• **Data lines**:
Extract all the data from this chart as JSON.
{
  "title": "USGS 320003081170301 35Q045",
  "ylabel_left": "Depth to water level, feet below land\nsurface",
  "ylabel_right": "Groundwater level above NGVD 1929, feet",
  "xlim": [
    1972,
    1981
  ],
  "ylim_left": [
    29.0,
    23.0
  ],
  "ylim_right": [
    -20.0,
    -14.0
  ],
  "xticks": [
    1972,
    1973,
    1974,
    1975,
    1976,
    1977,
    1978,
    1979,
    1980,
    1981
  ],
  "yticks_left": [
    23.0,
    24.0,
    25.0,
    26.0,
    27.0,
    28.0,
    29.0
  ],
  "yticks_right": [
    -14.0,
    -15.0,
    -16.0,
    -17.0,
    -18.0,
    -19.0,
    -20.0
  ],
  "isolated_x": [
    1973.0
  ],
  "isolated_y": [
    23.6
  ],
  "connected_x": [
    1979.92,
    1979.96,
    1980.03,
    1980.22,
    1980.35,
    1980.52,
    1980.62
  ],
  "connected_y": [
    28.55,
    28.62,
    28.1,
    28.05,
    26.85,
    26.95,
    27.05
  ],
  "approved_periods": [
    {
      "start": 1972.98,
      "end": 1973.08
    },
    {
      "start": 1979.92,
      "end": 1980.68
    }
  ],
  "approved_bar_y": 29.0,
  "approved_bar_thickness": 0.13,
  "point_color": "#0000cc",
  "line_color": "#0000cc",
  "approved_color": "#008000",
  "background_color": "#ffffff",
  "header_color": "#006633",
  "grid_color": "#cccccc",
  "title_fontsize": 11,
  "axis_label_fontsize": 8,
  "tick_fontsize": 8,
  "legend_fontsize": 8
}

• **Written request**:
Repeat every line of the material exactly as given.

• **Expected output**:
Extract all the data from this chart as JSON.
{
  "title": "USGS 320003081170301 35Q045",
  "ylabel_left": "Depth to water level, feet below land\nsurface",
  "ylabel_right": "Groundwater level above NGVD 1929, feet",
  "xlim": [
    1972,
    1981
  ],
  "ylim_left": [
    29.0,
    23.0
  ],
  "ylim_right": [
    -20.0,
    -14.0
  ],
  "xticks": [
    1972,
    1973,
    1974,
    1975,
    1976,
    1977,
    1978,
    1979,
    1980,
    1981
  ],
  "yticks_left": [
    23.0,
    24.0,
    25.0,
    26.0,
    27.0,
    28.0,
    29.0
  ],
  "yticks_right": [
    -14.0,
    -15.0,
    -16.0,
    -17.0,
    -18.0,
    -19.0,
    -20.0
  ],
  "isolated_x": [
    1973.0
  ],
  "isolated_y": [
    23.6
  ],
  "connected_x": [
    1979.92,
    1979.96,
    1980.03,
    1980.22,
    1980.35,
    1980.52,
    1980.62
  ],
  "connected_y": [
    28.55,
    28.62,
    28.1,
    28.05,
    26.85,
    26.95,
    27.05
  ],
  "approved_periods": [
    {
      "start": 1972.98,
      "end": 1973.08
    },
    {
      "start": 1979.92,
      "end": 1980.68
    }
  ],
  "approved_bar_y": 29.0,
  "approved_bar_thickness": 0.13,
  "point_color": "#0000cc",
  "line_color": "#0000cc",
  "approved_color": "#008000",
  "background_color": "#ffffff",
  "header_color": "#006633",
  "grid_color": "#cccccc",
  "title_fontsize": 11,
  "axis_label_fontsize": 8,
  "tick_fontsize": 8,
  "legend_fontsize": 8
}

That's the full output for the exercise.